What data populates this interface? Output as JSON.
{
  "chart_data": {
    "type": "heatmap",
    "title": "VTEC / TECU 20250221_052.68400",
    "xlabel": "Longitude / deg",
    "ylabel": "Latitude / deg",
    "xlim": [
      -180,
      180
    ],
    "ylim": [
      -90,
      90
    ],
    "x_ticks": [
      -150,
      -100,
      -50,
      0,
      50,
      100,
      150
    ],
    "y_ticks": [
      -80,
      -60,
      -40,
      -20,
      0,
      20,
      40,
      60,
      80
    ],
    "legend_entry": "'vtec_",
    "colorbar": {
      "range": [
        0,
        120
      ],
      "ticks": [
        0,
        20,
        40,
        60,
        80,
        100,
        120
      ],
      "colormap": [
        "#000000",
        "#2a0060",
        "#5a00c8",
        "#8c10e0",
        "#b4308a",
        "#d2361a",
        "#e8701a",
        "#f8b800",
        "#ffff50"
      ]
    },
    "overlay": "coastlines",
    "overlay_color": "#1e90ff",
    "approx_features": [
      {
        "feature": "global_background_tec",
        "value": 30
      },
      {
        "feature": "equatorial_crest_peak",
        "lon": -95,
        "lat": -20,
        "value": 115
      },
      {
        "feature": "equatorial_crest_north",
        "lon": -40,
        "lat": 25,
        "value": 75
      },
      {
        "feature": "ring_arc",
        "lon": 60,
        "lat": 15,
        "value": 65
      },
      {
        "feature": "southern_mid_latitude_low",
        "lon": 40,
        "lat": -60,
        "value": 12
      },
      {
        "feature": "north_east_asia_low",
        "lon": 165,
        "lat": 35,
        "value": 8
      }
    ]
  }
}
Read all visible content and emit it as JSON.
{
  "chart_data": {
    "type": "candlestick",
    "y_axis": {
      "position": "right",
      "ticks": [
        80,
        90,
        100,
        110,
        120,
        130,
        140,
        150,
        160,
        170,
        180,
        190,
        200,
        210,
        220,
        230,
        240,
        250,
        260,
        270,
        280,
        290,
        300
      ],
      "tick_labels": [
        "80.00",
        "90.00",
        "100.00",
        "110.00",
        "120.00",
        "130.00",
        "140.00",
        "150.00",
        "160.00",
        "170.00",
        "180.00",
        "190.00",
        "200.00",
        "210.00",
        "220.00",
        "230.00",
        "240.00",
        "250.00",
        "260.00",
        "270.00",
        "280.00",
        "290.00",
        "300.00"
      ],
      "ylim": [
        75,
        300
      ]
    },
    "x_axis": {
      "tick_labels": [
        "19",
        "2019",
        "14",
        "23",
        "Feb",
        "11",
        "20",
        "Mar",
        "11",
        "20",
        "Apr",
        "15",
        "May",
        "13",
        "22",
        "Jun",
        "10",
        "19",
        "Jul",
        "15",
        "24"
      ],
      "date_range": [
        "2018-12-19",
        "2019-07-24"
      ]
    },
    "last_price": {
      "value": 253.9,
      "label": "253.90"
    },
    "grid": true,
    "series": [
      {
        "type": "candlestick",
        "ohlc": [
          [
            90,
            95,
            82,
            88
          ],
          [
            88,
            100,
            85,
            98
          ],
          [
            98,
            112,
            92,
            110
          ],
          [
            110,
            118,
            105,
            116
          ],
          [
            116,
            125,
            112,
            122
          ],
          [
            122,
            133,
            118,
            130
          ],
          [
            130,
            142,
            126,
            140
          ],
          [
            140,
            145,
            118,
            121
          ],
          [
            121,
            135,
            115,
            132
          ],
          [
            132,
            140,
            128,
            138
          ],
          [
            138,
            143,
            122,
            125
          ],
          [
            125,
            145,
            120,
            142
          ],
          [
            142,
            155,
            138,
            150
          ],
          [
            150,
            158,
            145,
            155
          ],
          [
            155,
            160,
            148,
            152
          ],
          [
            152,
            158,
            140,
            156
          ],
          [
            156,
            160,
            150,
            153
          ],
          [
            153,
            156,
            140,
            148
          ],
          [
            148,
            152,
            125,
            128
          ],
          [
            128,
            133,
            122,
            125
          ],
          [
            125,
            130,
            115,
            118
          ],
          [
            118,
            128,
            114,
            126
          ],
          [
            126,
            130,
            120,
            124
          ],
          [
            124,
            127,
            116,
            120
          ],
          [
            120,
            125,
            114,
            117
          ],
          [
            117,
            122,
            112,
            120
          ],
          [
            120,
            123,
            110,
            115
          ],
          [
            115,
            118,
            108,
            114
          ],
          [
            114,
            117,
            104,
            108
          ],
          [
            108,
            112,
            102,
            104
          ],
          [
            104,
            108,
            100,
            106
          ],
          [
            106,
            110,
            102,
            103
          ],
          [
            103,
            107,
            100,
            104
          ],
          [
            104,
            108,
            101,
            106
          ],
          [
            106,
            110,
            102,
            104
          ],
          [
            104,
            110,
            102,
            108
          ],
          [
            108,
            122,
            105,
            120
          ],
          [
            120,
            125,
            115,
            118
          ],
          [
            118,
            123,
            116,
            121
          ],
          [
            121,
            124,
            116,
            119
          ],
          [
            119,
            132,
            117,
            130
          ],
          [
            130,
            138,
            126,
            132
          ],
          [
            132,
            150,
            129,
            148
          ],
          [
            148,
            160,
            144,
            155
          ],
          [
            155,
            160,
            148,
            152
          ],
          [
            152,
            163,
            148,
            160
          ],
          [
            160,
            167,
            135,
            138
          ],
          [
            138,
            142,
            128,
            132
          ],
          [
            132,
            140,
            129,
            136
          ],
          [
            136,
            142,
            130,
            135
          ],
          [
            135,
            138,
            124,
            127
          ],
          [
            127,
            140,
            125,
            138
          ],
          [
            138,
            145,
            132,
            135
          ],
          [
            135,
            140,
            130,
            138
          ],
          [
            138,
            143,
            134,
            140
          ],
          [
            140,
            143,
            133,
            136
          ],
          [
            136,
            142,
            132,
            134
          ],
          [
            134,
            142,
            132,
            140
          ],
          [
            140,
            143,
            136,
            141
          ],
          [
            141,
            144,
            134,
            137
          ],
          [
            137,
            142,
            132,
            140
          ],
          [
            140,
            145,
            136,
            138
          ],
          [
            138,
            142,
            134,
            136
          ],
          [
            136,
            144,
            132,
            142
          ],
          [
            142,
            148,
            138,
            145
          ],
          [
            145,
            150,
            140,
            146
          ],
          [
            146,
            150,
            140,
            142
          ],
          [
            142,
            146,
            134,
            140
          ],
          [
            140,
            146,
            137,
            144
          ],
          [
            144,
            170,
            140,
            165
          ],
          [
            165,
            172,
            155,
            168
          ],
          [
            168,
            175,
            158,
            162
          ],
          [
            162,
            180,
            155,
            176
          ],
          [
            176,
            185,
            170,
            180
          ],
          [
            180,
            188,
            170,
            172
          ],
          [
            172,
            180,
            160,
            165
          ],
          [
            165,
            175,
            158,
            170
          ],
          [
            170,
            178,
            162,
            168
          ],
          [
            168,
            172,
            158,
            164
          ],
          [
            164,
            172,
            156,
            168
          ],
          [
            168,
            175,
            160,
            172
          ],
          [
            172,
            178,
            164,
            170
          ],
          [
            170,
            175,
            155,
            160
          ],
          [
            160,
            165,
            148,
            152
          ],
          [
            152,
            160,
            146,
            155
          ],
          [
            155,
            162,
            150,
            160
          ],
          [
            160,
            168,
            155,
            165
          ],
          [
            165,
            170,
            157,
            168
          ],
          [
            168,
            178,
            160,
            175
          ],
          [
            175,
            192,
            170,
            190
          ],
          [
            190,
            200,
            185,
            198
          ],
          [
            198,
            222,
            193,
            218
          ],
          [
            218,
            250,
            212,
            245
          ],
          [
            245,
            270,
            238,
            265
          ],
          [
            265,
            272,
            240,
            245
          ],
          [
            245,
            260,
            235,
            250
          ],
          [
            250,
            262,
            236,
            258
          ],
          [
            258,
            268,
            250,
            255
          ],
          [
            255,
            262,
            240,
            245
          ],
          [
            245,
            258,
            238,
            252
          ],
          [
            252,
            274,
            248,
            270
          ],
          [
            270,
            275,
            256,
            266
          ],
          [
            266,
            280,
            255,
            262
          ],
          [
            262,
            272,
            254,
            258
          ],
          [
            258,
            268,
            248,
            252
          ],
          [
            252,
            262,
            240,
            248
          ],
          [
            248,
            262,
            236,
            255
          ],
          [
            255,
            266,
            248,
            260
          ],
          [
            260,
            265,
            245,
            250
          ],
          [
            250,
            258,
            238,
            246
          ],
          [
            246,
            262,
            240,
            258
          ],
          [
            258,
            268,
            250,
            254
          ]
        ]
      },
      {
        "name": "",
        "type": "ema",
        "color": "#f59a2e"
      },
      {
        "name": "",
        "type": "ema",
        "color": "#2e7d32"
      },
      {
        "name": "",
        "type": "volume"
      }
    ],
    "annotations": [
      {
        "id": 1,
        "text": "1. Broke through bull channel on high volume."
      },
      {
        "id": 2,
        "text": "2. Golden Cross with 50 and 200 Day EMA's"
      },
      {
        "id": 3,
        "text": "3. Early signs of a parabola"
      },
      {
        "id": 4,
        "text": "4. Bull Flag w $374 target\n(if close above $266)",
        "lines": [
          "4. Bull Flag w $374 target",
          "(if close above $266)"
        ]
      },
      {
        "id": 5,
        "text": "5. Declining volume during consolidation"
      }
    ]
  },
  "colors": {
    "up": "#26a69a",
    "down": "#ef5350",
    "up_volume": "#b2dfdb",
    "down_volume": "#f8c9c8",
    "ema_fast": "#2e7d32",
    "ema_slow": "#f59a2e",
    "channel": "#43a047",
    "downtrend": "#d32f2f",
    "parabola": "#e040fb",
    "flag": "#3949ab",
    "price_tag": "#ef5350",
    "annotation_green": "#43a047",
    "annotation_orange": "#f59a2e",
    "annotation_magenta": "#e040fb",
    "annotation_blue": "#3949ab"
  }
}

[SET PROBLEM] Identify the lines that hold the word "above". Copy every one of them.

[ANSWER TO THE EXERCISE]
        "text": "4. Bull Flag w $374 target\n(if close above $266)",
          "(if close above $266)"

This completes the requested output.